* **Given instruction**
Answer with one number: how many lines have "Mastery".

===== Data rows

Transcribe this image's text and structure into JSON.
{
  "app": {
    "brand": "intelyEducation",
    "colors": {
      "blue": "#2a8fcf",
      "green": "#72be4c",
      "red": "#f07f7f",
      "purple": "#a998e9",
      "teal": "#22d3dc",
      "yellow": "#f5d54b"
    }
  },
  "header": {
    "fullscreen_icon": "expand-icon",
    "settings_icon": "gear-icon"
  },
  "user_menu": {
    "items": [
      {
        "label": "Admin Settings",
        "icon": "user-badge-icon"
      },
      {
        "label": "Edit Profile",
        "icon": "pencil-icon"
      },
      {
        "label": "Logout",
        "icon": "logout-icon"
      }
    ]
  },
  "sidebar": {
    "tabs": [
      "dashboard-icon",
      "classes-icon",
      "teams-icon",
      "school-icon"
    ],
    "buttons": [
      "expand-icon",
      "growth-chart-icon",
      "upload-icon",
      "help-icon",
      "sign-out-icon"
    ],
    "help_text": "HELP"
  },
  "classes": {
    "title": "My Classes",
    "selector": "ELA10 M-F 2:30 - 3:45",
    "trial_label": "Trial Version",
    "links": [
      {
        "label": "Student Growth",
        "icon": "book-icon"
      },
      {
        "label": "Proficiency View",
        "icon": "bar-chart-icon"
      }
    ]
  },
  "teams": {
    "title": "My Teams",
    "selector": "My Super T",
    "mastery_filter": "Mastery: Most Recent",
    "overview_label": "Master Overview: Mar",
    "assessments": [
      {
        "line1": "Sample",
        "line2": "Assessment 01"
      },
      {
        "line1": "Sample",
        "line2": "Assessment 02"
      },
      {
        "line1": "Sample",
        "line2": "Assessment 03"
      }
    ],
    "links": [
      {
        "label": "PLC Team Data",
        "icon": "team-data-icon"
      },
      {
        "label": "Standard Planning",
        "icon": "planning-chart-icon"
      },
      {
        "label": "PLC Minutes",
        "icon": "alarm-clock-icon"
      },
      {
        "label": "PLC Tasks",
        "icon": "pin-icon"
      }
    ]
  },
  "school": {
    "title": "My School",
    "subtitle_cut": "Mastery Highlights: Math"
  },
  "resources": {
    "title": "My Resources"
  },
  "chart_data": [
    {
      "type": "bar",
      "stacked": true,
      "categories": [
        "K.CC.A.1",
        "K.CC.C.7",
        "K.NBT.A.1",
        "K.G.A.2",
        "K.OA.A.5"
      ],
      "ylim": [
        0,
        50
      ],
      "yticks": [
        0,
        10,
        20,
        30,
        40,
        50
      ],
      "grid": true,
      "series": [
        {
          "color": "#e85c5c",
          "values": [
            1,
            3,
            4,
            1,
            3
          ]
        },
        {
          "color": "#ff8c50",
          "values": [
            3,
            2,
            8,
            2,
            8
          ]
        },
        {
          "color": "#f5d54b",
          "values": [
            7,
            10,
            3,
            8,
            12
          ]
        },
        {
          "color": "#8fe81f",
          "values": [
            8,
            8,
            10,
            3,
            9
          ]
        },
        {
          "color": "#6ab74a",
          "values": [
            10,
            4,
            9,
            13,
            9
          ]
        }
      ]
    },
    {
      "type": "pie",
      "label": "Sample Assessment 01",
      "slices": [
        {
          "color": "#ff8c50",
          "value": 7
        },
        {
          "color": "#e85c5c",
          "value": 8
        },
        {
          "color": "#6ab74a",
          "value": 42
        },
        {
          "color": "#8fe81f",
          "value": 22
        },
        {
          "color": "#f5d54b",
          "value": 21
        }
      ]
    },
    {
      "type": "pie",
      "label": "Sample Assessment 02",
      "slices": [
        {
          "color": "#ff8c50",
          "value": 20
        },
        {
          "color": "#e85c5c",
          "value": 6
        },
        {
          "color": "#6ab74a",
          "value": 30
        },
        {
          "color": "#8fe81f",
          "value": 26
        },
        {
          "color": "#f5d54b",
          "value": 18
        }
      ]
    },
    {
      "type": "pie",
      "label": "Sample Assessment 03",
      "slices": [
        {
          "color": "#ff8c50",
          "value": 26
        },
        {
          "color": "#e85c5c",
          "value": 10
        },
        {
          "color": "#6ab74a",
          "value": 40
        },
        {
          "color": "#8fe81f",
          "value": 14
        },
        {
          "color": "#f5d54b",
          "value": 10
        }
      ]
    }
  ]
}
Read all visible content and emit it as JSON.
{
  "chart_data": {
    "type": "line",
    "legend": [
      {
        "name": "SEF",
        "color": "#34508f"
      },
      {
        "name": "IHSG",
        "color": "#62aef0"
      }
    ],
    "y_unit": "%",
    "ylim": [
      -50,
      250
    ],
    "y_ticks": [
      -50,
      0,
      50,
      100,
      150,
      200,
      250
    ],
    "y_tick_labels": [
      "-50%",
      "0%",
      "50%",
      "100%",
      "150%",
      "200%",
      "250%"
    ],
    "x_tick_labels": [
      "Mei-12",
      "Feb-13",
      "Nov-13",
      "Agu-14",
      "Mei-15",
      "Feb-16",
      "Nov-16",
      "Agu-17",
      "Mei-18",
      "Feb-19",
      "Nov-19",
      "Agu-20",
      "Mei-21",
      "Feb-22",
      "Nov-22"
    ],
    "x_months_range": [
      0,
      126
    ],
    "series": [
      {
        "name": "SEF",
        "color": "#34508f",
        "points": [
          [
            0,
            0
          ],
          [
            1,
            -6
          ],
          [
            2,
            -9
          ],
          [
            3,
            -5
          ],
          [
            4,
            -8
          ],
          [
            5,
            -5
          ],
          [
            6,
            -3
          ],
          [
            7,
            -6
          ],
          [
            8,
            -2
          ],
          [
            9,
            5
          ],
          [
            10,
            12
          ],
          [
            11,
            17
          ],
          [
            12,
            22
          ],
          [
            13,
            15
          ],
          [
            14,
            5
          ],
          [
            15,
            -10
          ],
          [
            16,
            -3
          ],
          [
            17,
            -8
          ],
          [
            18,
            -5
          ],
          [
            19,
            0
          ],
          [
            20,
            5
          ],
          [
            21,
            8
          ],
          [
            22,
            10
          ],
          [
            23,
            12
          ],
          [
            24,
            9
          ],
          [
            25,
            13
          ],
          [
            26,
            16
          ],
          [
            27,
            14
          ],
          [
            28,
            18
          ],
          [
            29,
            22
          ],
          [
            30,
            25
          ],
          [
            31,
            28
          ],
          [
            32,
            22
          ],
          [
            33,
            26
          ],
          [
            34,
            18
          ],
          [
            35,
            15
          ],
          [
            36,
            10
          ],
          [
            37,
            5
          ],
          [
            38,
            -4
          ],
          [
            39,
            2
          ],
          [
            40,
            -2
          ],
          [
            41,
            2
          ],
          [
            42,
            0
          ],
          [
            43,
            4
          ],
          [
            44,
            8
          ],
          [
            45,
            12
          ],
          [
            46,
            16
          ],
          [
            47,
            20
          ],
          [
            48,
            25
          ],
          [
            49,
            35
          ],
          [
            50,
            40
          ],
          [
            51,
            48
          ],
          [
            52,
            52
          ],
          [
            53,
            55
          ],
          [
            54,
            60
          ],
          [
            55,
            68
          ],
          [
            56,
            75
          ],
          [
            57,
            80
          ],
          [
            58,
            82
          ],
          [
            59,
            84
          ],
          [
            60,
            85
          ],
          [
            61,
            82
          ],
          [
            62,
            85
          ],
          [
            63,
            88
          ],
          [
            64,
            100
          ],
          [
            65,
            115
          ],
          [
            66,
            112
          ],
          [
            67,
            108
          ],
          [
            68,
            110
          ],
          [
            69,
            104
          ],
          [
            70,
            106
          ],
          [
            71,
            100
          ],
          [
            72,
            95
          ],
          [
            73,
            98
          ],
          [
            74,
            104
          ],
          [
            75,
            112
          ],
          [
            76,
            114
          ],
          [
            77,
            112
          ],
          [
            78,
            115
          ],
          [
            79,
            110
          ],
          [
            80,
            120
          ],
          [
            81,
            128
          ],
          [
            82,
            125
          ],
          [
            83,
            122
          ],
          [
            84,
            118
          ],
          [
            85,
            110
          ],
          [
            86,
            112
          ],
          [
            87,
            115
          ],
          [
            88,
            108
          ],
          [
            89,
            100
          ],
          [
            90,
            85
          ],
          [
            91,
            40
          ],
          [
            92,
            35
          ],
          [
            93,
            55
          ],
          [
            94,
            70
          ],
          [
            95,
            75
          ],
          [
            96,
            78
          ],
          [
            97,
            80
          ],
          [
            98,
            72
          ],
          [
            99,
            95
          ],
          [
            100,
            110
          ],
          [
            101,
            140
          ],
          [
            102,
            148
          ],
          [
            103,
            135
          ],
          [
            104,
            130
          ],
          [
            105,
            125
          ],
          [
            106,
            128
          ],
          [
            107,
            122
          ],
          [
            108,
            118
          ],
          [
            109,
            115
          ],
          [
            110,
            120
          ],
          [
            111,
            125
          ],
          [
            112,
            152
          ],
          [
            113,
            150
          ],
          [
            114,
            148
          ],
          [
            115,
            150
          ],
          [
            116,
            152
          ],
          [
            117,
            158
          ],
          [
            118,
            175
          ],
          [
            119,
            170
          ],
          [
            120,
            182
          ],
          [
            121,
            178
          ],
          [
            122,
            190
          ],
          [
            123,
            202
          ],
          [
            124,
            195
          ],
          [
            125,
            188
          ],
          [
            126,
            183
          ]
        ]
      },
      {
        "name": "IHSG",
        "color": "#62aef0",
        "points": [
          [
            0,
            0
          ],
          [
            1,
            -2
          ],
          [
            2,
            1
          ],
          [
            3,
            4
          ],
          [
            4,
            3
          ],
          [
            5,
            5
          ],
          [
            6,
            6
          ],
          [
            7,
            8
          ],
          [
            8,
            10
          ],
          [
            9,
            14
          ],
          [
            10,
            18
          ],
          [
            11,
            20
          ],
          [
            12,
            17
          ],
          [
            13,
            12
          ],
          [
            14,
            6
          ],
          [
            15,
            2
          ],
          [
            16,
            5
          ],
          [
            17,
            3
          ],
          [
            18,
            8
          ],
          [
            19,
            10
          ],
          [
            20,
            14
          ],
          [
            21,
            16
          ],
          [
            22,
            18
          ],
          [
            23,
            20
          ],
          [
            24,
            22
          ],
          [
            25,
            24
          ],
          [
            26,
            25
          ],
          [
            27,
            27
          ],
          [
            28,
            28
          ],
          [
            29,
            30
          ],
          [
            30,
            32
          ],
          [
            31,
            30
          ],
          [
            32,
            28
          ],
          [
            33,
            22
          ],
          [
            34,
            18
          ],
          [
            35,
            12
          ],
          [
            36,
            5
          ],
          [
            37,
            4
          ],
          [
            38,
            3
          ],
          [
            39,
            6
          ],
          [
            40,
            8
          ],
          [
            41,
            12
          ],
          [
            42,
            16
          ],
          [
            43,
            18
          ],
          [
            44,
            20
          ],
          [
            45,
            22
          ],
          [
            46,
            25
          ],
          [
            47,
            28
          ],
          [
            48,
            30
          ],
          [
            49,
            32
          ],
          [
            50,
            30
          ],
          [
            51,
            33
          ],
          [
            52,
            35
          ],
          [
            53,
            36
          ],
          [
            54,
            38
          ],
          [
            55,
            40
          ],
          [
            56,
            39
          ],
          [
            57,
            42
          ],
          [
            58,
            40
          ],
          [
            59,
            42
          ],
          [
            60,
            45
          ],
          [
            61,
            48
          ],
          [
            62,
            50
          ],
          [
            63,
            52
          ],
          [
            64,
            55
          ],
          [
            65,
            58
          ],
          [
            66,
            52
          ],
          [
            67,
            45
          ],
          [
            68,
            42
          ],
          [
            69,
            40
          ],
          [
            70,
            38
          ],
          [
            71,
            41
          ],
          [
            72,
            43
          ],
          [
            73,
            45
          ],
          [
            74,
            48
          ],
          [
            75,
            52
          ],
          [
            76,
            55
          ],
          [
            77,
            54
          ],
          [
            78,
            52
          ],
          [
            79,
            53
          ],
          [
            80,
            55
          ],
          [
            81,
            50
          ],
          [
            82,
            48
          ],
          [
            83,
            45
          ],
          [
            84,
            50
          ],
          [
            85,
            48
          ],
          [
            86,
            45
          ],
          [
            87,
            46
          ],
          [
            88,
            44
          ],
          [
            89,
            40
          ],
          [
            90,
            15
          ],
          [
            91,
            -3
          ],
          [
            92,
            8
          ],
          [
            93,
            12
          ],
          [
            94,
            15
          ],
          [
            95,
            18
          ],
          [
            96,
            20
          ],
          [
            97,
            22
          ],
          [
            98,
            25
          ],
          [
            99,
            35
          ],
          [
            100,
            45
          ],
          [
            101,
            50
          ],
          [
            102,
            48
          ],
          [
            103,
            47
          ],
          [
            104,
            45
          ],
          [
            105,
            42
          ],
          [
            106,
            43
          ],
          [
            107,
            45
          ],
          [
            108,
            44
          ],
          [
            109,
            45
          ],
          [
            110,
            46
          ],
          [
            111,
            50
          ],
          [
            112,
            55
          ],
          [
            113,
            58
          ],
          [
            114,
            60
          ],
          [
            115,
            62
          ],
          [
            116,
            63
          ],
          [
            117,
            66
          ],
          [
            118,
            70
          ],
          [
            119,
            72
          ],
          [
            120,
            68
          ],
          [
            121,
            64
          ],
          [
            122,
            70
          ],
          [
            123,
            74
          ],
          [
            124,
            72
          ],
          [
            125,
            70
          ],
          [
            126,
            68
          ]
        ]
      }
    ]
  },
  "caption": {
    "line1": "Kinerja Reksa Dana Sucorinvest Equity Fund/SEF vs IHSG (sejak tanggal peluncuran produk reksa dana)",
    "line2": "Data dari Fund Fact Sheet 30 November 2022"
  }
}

==========

* **Written reply**
2